The request
Pick out every line that holds the string "rate" and copy it.

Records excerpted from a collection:
* * * * * * *

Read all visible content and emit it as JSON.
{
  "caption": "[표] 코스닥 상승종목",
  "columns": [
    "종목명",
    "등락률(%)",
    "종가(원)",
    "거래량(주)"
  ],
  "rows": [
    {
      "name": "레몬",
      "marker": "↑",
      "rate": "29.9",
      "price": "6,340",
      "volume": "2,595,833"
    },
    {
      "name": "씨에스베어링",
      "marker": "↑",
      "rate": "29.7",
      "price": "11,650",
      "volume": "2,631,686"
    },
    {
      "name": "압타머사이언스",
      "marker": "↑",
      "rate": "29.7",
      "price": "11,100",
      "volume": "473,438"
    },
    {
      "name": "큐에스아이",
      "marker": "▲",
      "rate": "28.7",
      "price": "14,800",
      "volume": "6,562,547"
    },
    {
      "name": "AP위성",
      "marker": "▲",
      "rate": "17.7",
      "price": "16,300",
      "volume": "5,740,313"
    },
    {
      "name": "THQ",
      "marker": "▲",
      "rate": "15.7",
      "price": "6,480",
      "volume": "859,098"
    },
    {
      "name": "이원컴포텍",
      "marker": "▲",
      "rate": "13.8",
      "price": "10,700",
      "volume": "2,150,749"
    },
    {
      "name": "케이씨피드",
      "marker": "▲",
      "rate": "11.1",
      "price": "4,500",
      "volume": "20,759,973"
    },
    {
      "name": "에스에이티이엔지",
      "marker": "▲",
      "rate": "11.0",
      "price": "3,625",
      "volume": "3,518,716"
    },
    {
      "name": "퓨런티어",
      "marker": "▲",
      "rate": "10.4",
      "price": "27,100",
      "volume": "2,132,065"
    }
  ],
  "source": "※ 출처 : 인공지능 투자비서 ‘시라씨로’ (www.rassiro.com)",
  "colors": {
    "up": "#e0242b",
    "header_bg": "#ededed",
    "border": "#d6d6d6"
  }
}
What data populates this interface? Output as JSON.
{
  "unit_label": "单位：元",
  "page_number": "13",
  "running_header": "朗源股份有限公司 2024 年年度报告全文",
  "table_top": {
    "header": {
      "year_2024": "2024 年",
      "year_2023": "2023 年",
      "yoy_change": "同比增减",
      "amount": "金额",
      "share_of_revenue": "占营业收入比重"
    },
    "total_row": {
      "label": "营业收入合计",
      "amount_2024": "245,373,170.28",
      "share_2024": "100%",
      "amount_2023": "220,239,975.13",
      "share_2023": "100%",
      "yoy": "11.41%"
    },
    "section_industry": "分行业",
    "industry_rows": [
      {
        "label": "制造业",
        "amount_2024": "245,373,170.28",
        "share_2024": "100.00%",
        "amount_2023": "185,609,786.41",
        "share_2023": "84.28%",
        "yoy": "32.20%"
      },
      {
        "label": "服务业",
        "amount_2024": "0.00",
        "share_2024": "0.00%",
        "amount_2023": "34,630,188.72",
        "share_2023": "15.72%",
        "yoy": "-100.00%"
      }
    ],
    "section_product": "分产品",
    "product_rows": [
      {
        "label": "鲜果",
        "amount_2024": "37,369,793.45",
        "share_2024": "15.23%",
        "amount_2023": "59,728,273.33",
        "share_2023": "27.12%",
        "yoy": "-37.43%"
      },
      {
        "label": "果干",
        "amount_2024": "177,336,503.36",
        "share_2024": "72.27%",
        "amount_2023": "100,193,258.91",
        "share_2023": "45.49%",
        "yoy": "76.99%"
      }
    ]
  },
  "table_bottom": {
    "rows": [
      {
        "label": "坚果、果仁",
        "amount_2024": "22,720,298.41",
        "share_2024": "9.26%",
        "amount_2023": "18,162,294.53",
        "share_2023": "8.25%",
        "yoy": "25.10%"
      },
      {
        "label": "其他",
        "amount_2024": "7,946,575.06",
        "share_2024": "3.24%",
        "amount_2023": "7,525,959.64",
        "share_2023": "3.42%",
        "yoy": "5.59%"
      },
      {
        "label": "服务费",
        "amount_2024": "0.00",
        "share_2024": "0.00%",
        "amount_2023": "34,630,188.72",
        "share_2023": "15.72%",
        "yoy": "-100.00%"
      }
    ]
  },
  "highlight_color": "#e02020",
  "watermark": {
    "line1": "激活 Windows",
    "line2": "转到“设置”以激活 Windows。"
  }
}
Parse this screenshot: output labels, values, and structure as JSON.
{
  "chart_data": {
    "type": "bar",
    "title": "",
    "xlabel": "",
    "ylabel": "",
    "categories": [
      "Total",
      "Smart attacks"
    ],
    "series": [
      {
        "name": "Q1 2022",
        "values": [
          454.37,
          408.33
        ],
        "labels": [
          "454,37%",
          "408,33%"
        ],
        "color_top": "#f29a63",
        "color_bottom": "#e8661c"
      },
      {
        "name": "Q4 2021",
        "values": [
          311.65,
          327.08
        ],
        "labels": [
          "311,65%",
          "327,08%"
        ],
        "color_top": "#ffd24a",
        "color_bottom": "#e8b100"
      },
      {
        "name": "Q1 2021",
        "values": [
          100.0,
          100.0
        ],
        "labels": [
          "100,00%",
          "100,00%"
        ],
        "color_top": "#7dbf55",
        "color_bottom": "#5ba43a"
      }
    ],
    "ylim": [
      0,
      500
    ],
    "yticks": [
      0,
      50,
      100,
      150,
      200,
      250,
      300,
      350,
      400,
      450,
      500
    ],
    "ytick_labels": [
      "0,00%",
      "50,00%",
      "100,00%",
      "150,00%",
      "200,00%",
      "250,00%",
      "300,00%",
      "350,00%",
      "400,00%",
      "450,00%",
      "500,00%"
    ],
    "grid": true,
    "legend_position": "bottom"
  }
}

* * * * * * *

Task result
      "rate": "29.9",
      "rate": "29.7",
      "rate": "29.7",
      "rate": "28.7",
      "rate": "17.7",
      "rate": "15.7",
      "rate": "13.8",
      "rate": "11.1",
      "rate": "11.0",
      "rate": "10.4",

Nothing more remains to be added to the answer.